North America

Diver with camera taking photos of a shipwreck in the sand
Diver photographing the wooden remains from the 1842 shipwreck believed to be North America. Photo: Matt Lawrence/NOAA

Although not confirmed, this shipwreck may be North America, built in Bath, Maine, in 1833 and lost in 1842, while carrying dry goods and furniture. The shipwreck rests in 14 feet of water in the sand and grass flats north of Delta Shoals, just east of Sombrero light.


Admiralty Court Records indicate that a three-masted, square-rigged vessel named North America, was lost November 25, 1842, on Delta Shoals while enroute from New York to Mobile, Alabama. Local wreckers provided assistance to Captain Hall and his crew during a three-day salvage effort. Four ships were registered by the name of North America during this period; however, the size of the remaining wreckage and Captain Hall's name in the court records suggest it may be the ship North America that was built in Bath, Maine, in 1833. James B. Hall of New York and George S. Hall of Bath, Maine, were part owners of North America based in New York. This ship-rigged vessel had two decks, three masts, was 130 feet long, and had a 29-foot beam.

ENTRIES:
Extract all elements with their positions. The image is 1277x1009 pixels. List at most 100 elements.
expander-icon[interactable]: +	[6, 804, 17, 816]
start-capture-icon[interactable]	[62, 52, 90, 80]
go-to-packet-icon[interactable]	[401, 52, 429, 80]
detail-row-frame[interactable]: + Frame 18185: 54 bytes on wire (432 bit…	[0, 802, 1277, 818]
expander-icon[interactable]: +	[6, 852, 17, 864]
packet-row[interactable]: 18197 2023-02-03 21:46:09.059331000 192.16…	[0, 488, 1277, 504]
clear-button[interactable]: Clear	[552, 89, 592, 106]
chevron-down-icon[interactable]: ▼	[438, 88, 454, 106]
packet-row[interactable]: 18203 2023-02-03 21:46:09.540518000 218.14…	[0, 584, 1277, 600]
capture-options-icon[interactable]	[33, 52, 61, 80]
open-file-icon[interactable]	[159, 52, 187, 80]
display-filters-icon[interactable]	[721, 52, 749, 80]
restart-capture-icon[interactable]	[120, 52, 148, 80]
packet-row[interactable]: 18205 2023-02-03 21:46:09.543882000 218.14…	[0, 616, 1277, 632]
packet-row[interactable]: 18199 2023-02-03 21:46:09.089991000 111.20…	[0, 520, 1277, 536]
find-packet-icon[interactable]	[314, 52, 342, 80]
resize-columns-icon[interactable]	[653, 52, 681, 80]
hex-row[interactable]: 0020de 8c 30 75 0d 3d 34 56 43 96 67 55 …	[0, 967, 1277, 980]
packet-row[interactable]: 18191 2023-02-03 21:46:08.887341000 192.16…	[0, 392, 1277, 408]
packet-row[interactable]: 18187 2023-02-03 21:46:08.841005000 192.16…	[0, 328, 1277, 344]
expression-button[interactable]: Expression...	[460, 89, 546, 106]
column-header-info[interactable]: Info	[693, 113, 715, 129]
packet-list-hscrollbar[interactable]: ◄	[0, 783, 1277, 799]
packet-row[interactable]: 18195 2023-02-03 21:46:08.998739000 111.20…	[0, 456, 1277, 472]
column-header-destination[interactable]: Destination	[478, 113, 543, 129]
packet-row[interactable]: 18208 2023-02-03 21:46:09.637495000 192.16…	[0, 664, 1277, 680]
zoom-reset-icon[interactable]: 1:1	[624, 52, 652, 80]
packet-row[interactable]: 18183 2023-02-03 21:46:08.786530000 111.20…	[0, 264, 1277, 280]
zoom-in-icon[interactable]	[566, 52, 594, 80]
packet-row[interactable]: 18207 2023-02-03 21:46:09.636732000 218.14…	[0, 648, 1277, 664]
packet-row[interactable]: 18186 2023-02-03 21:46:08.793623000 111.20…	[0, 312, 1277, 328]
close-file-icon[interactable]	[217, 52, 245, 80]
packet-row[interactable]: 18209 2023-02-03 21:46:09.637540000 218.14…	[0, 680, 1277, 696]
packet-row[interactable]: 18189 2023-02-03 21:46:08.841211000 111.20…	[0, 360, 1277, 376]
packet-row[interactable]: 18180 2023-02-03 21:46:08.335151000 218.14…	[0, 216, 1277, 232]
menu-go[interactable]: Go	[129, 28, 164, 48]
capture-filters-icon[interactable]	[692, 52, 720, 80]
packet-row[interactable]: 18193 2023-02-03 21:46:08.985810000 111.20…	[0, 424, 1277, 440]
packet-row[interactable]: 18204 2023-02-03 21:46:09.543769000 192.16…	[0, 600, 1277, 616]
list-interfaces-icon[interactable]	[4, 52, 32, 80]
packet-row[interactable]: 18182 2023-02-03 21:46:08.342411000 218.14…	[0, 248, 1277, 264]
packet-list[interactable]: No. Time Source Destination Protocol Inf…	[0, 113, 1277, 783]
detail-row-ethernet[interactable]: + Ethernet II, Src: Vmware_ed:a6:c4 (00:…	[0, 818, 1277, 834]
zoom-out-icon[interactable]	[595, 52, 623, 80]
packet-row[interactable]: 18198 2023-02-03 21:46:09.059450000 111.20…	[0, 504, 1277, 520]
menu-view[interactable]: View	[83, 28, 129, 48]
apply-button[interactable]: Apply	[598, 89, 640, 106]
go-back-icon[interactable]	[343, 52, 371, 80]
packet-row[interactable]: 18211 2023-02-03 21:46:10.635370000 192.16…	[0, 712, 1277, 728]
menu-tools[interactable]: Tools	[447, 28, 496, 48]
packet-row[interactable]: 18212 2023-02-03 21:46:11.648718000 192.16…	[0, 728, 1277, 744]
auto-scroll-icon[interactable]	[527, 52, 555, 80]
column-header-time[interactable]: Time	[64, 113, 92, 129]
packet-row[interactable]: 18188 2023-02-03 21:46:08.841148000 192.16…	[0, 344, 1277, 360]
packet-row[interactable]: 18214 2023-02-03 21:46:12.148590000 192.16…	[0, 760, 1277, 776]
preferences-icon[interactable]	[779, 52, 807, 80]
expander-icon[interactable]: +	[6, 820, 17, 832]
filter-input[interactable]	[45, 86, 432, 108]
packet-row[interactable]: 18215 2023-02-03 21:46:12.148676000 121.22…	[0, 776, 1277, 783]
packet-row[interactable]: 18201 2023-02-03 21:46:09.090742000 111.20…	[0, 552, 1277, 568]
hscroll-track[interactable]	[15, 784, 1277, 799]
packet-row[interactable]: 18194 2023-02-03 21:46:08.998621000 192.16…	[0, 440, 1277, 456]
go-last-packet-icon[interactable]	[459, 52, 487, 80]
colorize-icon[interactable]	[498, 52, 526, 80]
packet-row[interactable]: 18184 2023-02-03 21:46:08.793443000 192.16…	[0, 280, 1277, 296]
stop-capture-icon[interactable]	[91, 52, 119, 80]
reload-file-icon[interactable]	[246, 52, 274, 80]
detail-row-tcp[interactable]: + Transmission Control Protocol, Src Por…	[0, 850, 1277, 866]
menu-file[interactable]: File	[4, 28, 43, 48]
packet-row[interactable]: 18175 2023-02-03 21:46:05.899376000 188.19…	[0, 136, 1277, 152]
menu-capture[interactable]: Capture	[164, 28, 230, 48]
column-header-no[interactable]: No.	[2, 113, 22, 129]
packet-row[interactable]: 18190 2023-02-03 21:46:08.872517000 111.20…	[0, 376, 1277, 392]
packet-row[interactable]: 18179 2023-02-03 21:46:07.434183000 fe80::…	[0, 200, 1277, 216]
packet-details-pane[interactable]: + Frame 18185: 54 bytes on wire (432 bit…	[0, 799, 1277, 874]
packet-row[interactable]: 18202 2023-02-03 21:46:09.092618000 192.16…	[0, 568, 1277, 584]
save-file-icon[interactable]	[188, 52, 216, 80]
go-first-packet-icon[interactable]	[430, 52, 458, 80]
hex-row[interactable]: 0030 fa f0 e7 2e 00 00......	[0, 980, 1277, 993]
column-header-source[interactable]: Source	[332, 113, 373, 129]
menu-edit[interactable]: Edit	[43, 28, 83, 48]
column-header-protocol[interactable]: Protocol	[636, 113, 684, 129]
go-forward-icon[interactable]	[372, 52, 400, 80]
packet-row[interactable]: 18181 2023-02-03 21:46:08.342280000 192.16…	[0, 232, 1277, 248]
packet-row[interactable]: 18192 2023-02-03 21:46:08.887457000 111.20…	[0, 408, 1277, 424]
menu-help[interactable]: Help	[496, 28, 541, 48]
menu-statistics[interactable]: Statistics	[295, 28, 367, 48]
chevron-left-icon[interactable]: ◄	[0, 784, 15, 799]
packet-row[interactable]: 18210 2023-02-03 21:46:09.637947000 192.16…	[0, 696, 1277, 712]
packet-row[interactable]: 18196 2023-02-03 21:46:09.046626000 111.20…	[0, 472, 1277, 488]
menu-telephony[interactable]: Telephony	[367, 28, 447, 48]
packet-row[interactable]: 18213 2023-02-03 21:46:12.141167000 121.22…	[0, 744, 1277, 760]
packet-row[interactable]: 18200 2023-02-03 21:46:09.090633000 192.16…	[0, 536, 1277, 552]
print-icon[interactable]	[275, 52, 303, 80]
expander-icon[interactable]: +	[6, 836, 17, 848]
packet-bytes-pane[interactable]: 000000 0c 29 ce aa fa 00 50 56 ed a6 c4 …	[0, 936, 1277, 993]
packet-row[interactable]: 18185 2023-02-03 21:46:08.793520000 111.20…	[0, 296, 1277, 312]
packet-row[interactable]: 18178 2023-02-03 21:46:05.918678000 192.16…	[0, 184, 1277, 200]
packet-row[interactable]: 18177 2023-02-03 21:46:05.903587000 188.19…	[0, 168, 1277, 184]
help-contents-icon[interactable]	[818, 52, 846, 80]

GOAL:
State whether each of these statements agrees with the shipwreck text, answering yes or no and quoting the words of the text that decide it. 1. The wreck lies in 14 feet of water. 2. The vessel was sailing from Mobile to New York when it was lost. 3. The salvage effort lasted three days. The listing is separate material, unrelated to the shipwreck text.

ANSWER BELOW:
1. Yes: "The shipwreck rests in 14 feet of water"
2. No: "while enroute from New York to Mobile, Alabama"
3. Yes: "during a three-day salvage effort"